■ OBJECTIVE
Give every line of the records below, from the first line through the line containing "- opt-name-change: Name", as a JSON list of strings with one string per line, omitting blank lines.

+===+

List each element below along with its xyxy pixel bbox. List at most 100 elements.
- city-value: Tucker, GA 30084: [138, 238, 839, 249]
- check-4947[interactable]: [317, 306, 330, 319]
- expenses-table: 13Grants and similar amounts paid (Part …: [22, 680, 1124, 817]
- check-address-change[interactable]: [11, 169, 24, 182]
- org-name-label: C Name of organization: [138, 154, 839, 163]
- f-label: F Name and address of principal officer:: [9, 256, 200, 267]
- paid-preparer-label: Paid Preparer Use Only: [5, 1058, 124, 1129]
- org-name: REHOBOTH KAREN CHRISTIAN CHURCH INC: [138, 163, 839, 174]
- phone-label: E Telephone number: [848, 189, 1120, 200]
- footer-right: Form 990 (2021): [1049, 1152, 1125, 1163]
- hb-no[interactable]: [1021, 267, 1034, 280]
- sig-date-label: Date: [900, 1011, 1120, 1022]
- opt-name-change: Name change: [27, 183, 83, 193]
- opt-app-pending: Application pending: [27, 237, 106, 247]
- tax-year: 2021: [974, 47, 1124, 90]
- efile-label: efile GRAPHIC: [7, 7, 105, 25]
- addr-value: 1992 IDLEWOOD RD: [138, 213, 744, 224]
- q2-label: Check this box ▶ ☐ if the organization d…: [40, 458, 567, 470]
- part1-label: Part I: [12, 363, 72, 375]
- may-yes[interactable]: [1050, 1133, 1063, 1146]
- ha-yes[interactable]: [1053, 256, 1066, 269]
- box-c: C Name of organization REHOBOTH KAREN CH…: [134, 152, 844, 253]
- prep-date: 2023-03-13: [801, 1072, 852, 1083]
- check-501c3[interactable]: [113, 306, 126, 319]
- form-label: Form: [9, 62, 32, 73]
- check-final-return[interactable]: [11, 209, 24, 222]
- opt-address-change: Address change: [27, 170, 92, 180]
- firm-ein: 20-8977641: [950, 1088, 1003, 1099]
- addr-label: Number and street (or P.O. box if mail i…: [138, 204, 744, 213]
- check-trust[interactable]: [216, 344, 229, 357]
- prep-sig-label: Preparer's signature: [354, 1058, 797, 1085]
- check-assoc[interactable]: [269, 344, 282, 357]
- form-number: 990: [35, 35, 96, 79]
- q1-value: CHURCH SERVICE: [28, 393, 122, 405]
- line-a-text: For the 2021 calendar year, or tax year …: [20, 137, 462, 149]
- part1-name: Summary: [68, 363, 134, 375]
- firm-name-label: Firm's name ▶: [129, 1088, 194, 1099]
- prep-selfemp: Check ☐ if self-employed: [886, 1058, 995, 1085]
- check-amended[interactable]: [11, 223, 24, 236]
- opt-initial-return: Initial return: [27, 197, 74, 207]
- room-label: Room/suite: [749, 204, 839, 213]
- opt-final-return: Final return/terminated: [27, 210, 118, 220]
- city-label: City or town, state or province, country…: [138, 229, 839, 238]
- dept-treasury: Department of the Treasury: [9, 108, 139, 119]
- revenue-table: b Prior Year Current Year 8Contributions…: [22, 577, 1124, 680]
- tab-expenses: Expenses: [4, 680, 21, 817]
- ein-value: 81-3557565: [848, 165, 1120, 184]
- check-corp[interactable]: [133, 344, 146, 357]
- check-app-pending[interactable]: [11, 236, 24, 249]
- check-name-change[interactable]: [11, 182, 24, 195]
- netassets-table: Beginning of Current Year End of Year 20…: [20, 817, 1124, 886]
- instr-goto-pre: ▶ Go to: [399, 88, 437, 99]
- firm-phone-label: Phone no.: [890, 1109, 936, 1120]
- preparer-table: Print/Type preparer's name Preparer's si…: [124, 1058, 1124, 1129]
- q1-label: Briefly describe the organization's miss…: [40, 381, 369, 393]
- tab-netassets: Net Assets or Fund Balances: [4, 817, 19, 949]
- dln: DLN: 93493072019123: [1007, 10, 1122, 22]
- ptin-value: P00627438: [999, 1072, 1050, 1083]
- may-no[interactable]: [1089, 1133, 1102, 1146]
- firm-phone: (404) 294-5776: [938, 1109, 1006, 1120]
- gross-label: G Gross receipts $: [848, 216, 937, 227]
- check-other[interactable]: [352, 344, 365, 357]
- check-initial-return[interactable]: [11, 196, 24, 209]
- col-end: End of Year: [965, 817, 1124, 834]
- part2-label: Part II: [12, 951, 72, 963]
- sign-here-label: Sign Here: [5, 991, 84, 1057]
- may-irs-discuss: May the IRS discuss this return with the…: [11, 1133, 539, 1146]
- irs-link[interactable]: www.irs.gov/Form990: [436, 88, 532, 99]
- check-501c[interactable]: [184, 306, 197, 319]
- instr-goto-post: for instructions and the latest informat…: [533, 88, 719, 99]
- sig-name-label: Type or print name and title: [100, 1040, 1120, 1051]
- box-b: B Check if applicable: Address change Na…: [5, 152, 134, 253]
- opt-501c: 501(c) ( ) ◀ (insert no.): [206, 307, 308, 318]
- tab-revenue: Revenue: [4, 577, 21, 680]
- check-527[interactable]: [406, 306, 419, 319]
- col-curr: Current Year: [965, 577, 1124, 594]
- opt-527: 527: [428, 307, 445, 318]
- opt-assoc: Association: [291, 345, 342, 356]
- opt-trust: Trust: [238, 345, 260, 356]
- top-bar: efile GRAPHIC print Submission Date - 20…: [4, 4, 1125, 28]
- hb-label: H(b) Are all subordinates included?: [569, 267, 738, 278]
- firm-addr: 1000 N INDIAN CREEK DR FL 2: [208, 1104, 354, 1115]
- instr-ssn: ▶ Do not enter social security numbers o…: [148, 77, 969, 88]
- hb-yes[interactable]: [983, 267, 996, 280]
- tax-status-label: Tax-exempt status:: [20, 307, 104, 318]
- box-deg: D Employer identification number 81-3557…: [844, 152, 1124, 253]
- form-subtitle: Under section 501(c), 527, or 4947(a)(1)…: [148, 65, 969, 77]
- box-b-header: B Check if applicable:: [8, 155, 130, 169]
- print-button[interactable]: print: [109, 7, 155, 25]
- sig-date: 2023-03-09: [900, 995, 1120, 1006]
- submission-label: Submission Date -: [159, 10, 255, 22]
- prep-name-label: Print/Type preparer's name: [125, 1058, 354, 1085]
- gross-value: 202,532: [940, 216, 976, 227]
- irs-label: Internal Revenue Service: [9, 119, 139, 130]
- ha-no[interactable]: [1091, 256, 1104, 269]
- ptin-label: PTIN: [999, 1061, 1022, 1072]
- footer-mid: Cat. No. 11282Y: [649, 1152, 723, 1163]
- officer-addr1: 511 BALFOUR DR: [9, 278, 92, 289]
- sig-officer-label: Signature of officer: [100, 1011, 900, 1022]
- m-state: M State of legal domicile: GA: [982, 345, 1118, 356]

+===+

■ TASK RESULT
[
  "List each element below along with its xyxy pixel bbox. List at most 100 elements.",
  "- city-value: Tucker, GA 30084: [138, 238, 839, 249]",
  "- check-4947[interactable]: [317, 306, 330, 319]",
  "- expenses-table: 13Grants and similar amounts paid (Part …: [22, 680, 1124, 817]",
  "- check-address-change[interactable]: [11, 169, 24, 182]",
  "- org-name-label: C Name of organization: [138, 154, 839, 163]",
  "- f-label: F Name and address of principal officer:: [9, 256, 200, 267]",
  "- paid-preparer-label: Paid Preparer Use Only: [5, 1058, 124, 1129]",
  "- org-name: REHOBOTH KAREN CHRISTIAN CHURCH INC: [138, 163, 839, 174]",
  "- phone-label: E Telephone number: [848, 189, 1120, 200]",
  "- footer-right: Form 990 (2021): [1049, 1152, 1125, 1163]",
  "- hb-no[interactable]: [1021, 267, 1034, 280]",
  "- sig-date-label: Date: [900, 1011, 1120, 1022]",
  "- opt-name-change: Name change: [27, 183, 83, 193]"
]